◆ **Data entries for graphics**
━━━━━━━━

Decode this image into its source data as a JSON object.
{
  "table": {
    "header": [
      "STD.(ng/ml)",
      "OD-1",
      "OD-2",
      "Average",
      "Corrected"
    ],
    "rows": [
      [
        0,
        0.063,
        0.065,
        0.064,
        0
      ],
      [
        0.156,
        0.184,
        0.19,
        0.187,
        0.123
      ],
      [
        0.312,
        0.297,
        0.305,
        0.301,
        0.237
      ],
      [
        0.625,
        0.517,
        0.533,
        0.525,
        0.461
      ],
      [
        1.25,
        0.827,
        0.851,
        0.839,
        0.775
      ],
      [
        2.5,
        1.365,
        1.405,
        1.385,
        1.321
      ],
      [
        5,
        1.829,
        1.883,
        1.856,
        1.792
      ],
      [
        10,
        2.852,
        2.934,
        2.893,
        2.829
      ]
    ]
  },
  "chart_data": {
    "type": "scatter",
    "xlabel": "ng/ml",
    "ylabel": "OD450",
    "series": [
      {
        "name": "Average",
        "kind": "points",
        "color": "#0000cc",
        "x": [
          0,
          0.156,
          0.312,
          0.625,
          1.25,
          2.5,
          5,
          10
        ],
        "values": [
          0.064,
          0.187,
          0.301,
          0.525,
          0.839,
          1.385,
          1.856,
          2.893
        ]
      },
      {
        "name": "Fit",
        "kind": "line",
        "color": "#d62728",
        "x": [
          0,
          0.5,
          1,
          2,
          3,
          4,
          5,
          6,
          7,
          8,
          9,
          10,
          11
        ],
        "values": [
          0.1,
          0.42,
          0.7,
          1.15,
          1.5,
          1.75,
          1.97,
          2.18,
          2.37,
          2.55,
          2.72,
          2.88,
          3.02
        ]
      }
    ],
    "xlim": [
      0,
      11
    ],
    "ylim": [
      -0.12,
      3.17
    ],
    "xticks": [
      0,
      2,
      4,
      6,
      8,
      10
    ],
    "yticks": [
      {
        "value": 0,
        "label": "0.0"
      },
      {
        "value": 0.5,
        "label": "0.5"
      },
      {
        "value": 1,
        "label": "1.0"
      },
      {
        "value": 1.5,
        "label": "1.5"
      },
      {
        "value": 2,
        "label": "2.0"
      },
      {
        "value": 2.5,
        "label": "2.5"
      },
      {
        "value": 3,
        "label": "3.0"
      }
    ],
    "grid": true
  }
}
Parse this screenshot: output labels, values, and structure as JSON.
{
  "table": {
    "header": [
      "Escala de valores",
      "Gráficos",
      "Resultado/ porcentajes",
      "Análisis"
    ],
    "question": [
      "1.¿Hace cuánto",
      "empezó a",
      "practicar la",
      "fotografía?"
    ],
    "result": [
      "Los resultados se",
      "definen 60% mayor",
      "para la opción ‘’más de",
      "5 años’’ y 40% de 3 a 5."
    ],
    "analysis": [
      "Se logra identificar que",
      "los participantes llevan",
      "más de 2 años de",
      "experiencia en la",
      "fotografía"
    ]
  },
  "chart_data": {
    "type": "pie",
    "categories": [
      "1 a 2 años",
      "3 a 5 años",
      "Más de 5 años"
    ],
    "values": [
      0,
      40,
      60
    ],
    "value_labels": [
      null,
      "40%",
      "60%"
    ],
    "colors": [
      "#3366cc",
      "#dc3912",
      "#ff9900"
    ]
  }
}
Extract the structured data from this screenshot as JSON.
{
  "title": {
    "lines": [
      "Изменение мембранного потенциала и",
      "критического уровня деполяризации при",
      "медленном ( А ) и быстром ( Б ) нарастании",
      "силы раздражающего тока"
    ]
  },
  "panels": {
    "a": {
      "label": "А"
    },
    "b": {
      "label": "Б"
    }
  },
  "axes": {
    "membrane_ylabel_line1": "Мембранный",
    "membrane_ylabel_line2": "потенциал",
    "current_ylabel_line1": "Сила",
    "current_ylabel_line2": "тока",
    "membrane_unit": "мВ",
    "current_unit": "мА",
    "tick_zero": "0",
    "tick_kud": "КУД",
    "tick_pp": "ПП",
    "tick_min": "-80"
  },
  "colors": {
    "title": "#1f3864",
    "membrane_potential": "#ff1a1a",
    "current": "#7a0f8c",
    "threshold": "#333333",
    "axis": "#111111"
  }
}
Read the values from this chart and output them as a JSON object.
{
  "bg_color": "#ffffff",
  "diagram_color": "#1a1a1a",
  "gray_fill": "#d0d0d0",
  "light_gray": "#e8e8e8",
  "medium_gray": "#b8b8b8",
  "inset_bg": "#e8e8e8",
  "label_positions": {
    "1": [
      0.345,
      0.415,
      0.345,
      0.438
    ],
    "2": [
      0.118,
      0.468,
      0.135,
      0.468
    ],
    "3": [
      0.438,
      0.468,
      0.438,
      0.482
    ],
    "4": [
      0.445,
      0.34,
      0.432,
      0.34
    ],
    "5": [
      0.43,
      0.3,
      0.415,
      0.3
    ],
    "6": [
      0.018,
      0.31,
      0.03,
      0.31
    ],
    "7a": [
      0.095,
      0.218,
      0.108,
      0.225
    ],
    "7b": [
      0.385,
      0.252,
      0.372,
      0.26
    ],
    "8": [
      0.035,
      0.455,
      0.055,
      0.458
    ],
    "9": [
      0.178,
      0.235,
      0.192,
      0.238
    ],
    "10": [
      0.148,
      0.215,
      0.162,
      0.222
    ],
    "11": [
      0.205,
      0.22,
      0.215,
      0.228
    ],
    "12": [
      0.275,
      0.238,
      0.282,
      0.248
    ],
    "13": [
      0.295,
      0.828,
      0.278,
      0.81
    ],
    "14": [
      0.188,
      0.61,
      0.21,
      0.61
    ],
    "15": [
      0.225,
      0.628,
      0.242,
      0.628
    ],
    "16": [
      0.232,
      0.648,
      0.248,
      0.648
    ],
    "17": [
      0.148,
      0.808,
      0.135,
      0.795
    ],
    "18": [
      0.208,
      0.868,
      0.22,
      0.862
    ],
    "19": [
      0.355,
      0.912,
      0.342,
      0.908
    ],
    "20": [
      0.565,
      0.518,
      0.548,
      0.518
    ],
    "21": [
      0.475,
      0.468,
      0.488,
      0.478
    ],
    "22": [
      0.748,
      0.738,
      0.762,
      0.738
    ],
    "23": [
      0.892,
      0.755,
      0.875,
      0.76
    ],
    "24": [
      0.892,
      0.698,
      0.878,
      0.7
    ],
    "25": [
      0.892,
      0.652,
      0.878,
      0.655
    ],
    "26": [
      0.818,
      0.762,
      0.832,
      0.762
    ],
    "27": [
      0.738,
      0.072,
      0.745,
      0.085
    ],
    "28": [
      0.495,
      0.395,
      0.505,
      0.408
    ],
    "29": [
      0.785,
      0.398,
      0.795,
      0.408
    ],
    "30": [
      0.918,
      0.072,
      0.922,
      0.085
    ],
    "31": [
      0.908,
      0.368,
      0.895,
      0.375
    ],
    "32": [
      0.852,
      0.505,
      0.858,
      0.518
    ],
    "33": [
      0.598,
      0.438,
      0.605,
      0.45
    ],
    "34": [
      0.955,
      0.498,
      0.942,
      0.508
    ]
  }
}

━━━━━━━━

◆ **DIRECTION**
Your task is to return the full listing exactly as it was given.

◆ **TASK RESULT**
Decode this image into its source data as a JSON object.
{
  "table": {
    "header": [
      "STD.(ng/ml)",
      "OD-1",
      "OD-2",
      "Average",
      "Corrected"
    ],
    "rows": [
      [
        0,
        0.063,
        0.065,
        0.064,
        0
      ],
      [
        0.156,
        0.184,
        0.19,
        0.187,
        0.123
      ],
      [
        0.312,
        0.297,
        0.305,
        0.301,
        0.237
      ],
      [
        0.625,
        0.517,
        0.533,
        0.525,
        0.461
      ],
      [
        1.25,
        0.827,
        0.851,
        0.839,
        0.775
      ],
      [
        2.5,
        1.365,
        1.405,
        1.385,
        1.321
      ],
      [
        5,
        1.829,
        1.883,
        1.856,
        1.792
      ],
      [
        10,
        2.852,
        2.934,
        2.893,
        2.829
      ]
    ]
  },
  "chart_data": {
    "type": "scatter",
    "xlabel": "ng/ml",
    "ylabel": "OD450",
    "series": [
      {
        "name": "Average",
        "kind": "points",
        "color": "#0000cc",
        "x": [
          0,
          0.156,
          0.312,
          0.625,
          1.25,
          2.5,
          5,
          10
        ],
        "values": [
          0.064,
          0.187,
          0.301,
          0.525,
          0.839,
          1.385,
          1.856,
          2.893
        ]
      },
      {
        "name": "Fit",
        "kind": "line",
        "color": "#d62728",
        "x": [
          0,
          0.5,
          1,
          2,
          3,
          4,
          5,
          6,
          7,
          8,
          9,
          10,
          11
        ],
        "values": [
          0.1,
          0.42,
          0.7,
          1.15,
          1.5,
          1.75,
          1.97,
          2.18,
          2.37,
          2.55,
          2.72,
          2.88,
          3.02
        ]
      }
    ],
    "xlim": [
      0,
      11
    ],
    "ylim": [
      -0.12,
      3.17
    ],
    "xticks": [
      0,
      2,
      4,
      6,
      8,
      10
    ],
    "yticks": [
      {
        "value": 0,
        "label": "0.0"
      },
      {
        "value": 0.5,
        "label": "0.5"
      },
      {
        "value": 1,
        "label": "1.0"
      },
      {
        "value": 1.5,
        "label": "1.5"
      },
      {
        "value": 2,
        "label": "2.0"
      },
      {
        "value": 2.5,
        "label": "2.5"
      },
      {
        "value": 3,
        "label": "3.0"
      }
    ],
    "grid": true
  }
}
Parse this screenshot: output labels, values, and structure as JSON.
{
  "table": {
    "header": [
      "Escala de valores",
      "Gráficos",
      "Resultado/ porcentajes",
      "Análisis"
    ],
    "question": [
      "1.¿Hace cuánto",
      "empezó a",
      "practicar la",
      "fotografía?"
    ],
    "result": [
      "Los resultados se",
      "definen 60% mayor",
      "para la opción ‘’más de",
      "5 años’’ y 40% de 3 a 5."
    ],
    "analysis": [
      "Se logra identificar que",
      "los participantes llevan",
      "más de 2 años de",
      "experiencia en la",
      "fotografía"
    ]
  },
  "chart_data": {
    "type": "pie",
    "categories": [
      "1 a 2 años",
      "3 a 5 años",
      "Más de 5 años"
    ],
    "values": [
      0,
      40,
      60
    ],
    "value_labels": [
      null,
      "40%",
      "60%"
    ],
    "colors": [
      "#3366cc",
      "#dc3912",
      "#ff9900"
    ]
  }
}
Extract the structured data from this screenshot as JSON.
{
  "title": {
    "lines": [
      "Изменение мембранного потенциала и",
      "критического уровня деполяризации при",
      "медленном ( А ) и быстром ( Б ) нарастании",
      "силы раздражающего тока"
    ]
  },
  "panels": {
    "a": {
      "label": "А"
    },
    "b": {
      "label": "Б"
    }
  },
  "axes": {
    "membrane_ylabel_line1": "Мембранный",
    "membrane_ylabel_line2": "потенциал",
    "current_ylabel_line1": "Сила",
    "current_ylabel_line2": "тока",
    "membrane_unit": "мВ",
    "current_unit": "мА",
    "tick_zero": "0",
    "tick_kud": "КУД",
    "tick_pp": "ПП",
    "tick_min": "-80"
  },
  "colors": {
    "title": "#1f3864",
    "membrane_potential": "#ff1a1a",
    "current": "#7a0f8c",
    "threshold": "#333333",
    "axis": "#111111"
  }
}
Read the values from this chart and output them as a JSON object.
{
  "bg_color": "#ffffff",
  "diagram_color": "#1a1a1a",
  "gray_fill": "#d0d0d0",
  "light_gray": "#e8e8e8",
  "medium_gray": "#b8b8b8",
  "inset_bg": "#e8e8e8",
  "label_positions": {
    "1": [
      0.345,
      0.415,
      0.345,
      0.438
    ],
    "2": [
      0.118,
      0.468,
      0.135,
      0.468
    ],
    "3": [
      0.438,
      0.468,
      0.438,
      0.482
    ],
    "4": [
      0.445,
      0.34,
      0.432,
      0.34
    ],
    "5": [
      0.43,
      0.3,
      0.415,
      0.3
    ],
    "6": [
      0.018,
      0.31,
      0.03,
      0.31
    ],
    "7a": [
      0.095,
      0.218,
      0.108,
      0.225
    ],
    "7b": [
      0.385,
      0.252,
      0.372,
      0.26
    ],
    "8": [
      0.035,
      0.455,
      0.055,
      0.458
    ],
    "9": [
      0.178,
      0.235,
      0.192,
      0.238
    ],
    "10": [
      0.148,
      0.215,
      0.162,
      0.222
    ],
    "11": [
      0.205,
      0.22,
      0.215,
      0.228
    ],
    "12": [
      0.275,
      0.238,
      0.282,
      0.248
    ],
    "13": [
      0.295,
      0.828,
      0.278,
      0.81
    ],
    "14": [
      0.188,
      0.61,
      0.21,
      0.61
    ],
    "15": [
      0.225,
      0.628,
      0.242,
      0.628
    ],
    "16": [
      0.232,
      0.648,
      0.248,
      0.648
    ],
    "17": [
      0.148,
      0.808,
      0.135,
      0.795
    ],
    "18": [
      0.208,
      0.868,
      0.22,
      0.862
    ],
    "19": [
      0.355,
      0.912,
      0.342,
      0.908
    ],
    "20": [
      0.565,
      0.518,
      0.548,
      0.518
    ],
    "21": [
      0.475,
      0.468,
      0.488,
      0.478
    ],
    "22": [
      0.748,
      0.738,
      0.762,
      0.738
    ],
    "23": [
      0.892,
      0.755,
      0.875,
      0.76
    ],
    "24": [
      0.892,
      0.698,
      0.878,
      0.7
    ],
    "25": [
      0.892,
      0.652,
      0.878,
      0.655
    ],
    "26": [
      0.818,
      0.762,
      0.832,
      0.762
    ],
    "27": [
      0.738,
      0.072,
      0.745,
      0.085
    ],
    "28": [
      0.495,
      0.395,
      0.505,
      0.408
    ],
    "29": [
      0.785,
      0.398,
      0.795,
      0.408
    ],
    "30": [
      0.918,
      0.072,
      0.922,
      0.085
    ],
    "31": [
      0.908,
      0.368,
      0.895,
      0.375
    ],
    "32": [
      0.852,
      0.505,
      0.858,
      0.518
    ],
    "33": [
      0.598,
      0.438,
      0.605,
      0.45
    ],
    "34": [
      0.955,
      0.498,
      0.942,
      0.508
    ]
  }
}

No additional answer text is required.